_Exercise brief_.
In the entries that follow, find the word "تحصیلی" and report each line it is on.

_Records_.

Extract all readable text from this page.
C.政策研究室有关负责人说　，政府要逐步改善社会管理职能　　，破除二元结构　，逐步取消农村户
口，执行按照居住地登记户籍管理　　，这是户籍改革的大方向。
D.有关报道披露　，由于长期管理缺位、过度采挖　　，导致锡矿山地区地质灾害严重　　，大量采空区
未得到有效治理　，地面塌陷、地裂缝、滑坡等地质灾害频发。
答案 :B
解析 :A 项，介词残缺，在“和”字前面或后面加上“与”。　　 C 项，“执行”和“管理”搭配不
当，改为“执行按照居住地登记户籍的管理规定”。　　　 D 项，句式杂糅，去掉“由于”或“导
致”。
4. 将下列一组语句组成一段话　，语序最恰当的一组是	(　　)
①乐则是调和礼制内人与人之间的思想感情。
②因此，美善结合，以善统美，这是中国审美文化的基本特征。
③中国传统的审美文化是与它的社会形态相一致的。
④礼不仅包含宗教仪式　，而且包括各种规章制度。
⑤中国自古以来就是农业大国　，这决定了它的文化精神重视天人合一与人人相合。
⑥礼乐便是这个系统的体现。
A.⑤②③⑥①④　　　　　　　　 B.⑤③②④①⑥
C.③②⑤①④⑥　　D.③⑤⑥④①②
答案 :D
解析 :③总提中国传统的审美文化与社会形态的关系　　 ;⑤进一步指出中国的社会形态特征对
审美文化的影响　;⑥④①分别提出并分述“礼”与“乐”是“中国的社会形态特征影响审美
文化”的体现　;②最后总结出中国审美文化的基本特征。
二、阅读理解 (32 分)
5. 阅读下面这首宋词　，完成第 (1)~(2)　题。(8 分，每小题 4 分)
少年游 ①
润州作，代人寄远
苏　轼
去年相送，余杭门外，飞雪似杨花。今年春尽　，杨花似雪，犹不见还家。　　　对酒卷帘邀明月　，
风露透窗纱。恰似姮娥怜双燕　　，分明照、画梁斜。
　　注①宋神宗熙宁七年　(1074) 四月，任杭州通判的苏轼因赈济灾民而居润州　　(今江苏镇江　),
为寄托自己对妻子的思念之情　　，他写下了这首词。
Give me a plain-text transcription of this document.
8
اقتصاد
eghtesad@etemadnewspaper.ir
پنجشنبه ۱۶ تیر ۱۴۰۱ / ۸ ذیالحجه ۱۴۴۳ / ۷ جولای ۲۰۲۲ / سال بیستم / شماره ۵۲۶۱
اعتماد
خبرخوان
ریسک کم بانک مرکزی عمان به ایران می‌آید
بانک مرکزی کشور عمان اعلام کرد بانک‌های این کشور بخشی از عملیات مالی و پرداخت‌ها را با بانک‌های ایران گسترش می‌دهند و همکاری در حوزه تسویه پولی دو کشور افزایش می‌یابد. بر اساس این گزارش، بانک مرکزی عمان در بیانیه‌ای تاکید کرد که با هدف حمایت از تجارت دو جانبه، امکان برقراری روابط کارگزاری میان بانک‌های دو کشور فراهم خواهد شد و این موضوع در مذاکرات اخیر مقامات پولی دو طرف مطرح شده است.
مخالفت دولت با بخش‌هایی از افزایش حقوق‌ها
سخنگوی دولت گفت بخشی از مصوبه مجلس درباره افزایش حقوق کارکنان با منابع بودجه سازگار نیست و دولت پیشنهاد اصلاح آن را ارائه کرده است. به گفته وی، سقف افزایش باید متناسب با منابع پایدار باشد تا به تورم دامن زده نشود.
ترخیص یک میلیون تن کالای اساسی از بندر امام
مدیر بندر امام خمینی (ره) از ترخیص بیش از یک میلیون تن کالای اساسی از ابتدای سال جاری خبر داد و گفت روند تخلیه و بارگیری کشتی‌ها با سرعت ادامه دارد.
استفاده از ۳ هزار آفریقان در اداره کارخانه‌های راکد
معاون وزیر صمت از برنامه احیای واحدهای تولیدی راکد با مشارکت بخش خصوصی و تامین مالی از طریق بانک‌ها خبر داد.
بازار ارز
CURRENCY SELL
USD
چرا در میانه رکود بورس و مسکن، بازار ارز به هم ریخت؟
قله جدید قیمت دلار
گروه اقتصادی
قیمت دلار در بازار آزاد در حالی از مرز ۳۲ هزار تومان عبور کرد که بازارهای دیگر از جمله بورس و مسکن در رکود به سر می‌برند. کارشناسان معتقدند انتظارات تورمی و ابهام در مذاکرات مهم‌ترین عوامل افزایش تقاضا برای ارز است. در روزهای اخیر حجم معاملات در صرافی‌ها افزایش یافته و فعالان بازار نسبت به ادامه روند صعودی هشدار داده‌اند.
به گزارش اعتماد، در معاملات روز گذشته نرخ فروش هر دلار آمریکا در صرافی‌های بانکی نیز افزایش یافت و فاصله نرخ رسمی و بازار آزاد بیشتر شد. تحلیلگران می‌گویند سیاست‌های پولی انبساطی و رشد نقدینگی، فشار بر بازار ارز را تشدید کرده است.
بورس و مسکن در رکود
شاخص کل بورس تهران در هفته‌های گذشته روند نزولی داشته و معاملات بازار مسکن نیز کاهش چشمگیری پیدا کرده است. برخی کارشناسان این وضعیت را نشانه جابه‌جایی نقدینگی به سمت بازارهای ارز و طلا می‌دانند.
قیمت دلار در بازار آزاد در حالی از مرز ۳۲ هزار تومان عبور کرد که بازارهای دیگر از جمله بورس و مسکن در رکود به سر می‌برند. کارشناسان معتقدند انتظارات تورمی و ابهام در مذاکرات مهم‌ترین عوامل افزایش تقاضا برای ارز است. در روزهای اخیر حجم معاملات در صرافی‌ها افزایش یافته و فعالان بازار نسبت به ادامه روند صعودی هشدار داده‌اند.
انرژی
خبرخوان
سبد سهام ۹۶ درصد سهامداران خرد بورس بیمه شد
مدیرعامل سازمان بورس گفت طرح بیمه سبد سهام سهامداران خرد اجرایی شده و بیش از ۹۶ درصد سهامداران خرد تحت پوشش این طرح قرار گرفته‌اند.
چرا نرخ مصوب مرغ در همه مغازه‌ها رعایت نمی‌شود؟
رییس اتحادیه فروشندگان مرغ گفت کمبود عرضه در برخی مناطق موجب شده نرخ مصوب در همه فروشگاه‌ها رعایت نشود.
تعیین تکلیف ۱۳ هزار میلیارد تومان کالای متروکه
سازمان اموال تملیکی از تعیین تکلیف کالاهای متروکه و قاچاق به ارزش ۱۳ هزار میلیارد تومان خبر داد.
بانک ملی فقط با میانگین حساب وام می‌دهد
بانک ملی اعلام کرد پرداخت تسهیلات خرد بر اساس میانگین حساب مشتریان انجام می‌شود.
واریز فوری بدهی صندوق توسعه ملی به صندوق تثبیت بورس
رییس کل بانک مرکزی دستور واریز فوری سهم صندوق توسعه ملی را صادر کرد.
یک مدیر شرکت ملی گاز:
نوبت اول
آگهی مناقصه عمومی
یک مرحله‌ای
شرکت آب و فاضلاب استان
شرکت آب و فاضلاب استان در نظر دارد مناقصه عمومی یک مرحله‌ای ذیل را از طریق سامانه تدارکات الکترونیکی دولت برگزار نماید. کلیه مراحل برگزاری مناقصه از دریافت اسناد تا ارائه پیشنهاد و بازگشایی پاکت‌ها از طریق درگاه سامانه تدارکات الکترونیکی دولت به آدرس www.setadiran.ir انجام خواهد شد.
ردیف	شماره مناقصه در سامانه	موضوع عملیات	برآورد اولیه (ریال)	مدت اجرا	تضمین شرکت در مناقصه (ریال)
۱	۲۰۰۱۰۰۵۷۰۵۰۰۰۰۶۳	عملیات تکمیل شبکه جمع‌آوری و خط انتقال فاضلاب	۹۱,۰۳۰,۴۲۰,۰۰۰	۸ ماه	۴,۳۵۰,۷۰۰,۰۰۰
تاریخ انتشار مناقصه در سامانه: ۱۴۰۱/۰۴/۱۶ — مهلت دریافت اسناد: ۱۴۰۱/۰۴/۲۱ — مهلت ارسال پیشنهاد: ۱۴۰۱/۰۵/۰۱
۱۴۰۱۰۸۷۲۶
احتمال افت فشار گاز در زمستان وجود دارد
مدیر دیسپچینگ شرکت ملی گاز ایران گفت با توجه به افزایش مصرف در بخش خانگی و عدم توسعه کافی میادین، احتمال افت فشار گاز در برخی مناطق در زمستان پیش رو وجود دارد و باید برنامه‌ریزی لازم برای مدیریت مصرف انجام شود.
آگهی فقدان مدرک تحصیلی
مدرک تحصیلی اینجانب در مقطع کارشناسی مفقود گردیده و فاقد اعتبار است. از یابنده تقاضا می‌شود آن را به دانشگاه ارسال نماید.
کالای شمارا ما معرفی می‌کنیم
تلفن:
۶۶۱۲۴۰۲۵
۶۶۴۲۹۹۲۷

_Response to the task_.
آگهی فقدان مدرک تحصیلی
مدرک تحصیلی اینجانب در مقطع کارشناسی مفقود گردیده و فاقد اعتبار است. از یابنده تقاضا می‌شود آن را به دانشگاه ارسال نماید.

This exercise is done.